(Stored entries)
════════

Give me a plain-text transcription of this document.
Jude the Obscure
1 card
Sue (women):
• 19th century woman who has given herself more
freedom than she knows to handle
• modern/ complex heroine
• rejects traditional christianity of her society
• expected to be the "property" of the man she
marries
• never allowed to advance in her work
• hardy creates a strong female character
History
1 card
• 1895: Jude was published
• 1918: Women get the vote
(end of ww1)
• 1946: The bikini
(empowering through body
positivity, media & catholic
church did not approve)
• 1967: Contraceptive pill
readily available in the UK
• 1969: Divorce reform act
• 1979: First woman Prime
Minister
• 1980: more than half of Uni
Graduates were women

════════

Count the lines in the records above that contain the word "than", and give only that number.

2